*** MATERIAL PROVIDED ***
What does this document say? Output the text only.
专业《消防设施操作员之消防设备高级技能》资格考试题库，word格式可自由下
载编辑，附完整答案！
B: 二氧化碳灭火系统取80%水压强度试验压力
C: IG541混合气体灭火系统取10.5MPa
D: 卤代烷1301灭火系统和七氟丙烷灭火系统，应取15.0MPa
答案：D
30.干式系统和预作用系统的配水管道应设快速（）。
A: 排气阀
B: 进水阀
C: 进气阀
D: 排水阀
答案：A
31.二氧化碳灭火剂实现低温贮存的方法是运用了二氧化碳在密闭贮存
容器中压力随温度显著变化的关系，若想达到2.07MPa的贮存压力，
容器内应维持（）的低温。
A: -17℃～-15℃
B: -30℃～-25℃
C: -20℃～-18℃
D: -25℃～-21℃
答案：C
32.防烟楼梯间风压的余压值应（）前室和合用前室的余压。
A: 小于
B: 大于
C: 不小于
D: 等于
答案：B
***
## [REQUIRED WORK]
Every record above needs to be repeated word for word.

## [ANSWER BELOW]
What does this document say? Output the text only.
专业《消防设施操作员之消防设备高级技能》资格考试题库，word格式可自由下
载编辑，附完整答案！
B: 二氧化碳灭火系统取80%水压强度试验压力
C: IG541混合气体灭火系统取10.5MPa
D: 卤代烷1301灭火系统和七氟丙烷灭火系统，应取15.0MPa
答案：D
30.干式系统和预作用系统的配水管道应设快速（）。
A: 排气阀
B: 进水阀
C: 进气阀
D: 排水阀
答案：A
31.二氧化碳灭火剂实现低温贮存的方法是运用了二氧化碳在密闭贮存
容器中压力随温度显著变化的关系，若想达到2.07MPa的贮存压力，
容器内应维持（）的低温。
A: -17℃～-15℃
B: -30℃～-25℃
C: -20℃～-18℃
D: -25℃～-21℃
答案：C
32.防烟楼梯间风压的余压值应（）前室和合用前室的余压。
A: 小于
B: 大于
C: 不小于
D: 等于
答案：B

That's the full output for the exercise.